Filter the records below and copy every line containing the word "GAEs".

[Stored dataset items]
==============================
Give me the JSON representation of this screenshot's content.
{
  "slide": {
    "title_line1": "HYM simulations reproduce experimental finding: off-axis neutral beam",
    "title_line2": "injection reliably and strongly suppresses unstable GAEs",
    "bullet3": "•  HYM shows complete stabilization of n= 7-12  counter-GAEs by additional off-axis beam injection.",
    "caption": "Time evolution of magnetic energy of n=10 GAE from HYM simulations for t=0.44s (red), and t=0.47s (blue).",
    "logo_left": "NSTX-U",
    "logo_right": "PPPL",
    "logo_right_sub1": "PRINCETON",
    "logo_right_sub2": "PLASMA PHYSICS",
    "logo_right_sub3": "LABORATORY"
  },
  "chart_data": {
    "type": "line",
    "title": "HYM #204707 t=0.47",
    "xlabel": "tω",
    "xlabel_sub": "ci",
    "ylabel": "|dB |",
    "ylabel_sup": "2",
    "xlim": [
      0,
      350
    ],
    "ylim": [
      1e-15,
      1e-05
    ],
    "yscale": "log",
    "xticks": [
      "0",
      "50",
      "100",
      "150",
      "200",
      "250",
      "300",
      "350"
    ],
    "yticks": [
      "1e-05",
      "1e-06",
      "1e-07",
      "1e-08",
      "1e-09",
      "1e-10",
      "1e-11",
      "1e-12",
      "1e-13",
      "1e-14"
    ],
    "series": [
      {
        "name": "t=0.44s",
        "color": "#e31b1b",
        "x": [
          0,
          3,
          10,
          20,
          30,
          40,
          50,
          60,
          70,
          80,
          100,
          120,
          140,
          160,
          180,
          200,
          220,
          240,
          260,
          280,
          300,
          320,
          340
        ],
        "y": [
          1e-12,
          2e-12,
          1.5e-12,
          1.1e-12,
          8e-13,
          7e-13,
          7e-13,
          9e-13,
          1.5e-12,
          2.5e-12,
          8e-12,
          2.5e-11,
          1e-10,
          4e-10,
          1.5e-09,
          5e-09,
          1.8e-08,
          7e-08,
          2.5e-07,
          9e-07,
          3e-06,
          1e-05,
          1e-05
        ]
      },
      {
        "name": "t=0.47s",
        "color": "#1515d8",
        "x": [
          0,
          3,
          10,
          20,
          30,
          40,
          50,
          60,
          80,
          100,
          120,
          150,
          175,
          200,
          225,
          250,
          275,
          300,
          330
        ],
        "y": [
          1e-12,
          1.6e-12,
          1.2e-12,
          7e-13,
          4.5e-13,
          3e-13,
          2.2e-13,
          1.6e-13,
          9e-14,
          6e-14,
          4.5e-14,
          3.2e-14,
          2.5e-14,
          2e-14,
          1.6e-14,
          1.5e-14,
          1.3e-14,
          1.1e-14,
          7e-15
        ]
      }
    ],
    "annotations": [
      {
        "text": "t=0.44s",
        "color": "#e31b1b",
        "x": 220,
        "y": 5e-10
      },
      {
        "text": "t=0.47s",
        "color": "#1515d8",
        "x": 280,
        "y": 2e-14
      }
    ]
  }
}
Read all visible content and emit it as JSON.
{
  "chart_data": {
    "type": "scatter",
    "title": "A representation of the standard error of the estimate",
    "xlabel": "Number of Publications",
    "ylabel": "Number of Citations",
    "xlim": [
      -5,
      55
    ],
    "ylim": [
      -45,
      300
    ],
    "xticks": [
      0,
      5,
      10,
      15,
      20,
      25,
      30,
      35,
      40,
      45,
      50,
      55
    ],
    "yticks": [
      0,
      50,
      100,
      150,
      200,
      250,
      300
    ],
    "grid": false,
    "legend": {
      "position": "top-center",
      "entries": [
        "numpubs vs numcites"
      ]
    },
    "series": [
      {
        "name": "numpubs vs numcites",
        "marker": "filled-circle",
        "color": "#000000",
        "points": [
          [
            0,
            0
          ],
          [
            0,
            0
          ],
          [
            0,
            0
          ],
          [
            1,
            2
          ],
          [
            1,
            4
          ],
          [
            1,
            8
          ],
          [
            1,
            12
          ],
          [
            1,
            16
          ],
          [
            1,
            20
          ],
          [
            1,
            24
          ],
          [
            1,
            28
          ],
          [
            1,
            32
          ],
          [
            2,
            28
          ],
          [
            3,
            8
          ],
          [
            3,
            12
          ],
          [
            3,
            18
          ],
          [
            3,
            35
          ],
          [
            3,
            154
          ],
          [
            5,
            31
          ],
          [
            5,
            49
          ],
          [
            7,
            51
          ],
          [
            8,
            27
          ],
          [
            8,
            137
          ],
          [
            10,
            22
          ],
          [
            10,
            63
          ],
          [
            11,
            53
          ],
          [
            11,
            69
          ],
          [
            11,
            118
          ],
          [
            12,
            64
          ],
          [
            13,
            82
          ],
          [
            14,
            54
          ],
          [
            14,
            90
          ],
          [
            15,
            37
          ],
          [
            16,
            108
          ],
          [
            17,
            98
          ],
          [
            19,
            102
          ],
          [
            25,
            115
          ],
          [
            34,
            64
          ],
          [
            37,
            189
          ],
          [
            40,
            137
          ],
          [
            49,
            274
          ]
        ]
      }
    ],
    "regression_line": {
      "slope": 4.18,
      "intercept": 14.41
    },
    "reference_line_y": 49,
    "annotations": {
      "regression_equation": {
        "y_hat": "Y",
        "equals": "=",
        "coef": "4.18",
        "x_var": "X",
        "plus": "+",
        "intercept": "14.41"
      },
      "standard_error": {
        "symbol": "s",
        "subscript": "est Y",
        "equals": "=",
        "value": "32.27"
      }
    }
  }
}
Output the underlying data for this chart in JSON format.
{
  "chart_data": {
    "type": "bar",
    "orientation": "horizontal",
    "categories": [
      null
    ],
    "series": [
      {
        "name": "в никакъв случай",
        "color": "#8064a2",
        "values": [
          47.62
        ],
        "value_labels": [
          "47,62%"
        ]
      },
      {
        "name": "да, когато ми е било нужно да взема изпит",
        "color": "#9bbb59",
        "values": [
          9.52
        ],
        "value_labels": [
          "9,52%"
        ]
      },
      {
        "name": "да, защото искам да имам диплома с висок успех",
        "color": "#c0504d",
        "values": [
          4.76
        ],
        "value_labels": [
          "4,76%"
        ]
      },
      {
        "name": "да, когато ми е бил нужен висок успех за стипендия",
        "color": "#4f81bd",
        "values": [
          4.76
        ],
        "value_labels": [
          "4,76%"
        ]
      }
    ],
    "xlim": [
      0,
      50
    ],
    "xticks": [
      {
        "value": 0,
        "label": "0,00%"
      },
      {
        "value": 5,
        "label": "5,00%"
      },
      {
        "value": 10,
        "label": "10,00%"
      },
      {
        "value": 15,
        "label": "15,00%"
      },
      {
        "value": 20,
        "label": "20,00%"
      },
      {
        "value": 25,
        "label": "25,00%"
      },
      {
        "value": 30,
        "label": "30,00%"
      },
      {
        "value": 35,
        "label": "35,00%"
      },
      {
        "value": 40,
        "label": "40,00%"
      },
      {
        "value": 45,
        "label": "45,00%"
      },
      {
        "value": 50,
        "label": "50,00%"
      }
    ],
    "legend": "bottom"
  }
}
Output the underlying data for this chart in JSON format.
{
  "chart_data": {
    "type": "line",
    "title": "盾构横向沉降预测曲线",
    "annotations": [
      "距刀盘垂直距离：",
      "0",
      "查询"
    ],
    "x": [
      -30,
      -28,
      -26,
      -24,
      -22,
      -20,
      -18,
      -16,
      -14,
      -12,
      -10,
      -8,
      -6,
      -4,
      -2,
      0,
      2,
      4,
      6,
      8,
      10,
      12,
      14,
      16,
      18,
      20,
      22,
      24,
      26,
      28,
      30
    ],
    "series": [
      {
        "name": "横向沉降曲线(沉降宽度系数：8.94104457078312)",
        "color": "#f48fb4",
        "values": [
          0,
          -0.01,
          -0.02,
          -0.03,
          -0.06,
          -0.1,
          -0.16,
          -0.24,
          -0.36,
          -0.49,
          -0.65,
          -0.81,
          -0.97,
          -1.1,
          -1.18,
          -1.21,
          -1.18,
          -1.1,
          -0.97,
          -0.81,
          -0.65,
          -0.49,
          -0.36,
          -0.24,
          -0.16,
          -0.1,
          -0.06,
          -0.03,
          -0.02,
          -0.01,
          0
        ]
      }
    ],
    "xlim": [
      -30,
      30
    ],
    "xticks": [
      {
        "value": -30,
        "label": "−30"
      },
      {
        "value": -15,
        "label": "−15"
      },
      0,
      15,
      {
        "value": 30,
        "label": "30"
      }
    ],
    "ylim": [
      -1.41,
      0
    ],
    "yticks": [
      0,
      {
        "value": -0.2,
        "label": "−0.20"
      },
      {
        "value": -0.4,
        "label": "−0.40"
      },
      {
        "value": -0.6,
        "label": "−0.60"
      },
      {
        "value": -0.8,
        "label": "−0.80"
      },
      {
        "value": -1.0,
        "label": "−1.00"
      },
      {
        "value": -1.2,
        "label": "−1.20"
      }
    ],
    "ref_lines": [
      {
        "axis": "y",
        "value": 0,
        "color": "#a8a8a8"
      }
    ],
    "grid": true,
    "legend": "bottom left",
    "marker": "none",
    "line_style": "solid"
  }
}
==============================
• FINAL ANSWER:
    "title_line2": "injection reliably and strongly suppresses unstable GAEs",
    "bullet3": "•  HYM shows complete stabilization of n= 7-12  counter-GAEs by additional off-axis beam injection.",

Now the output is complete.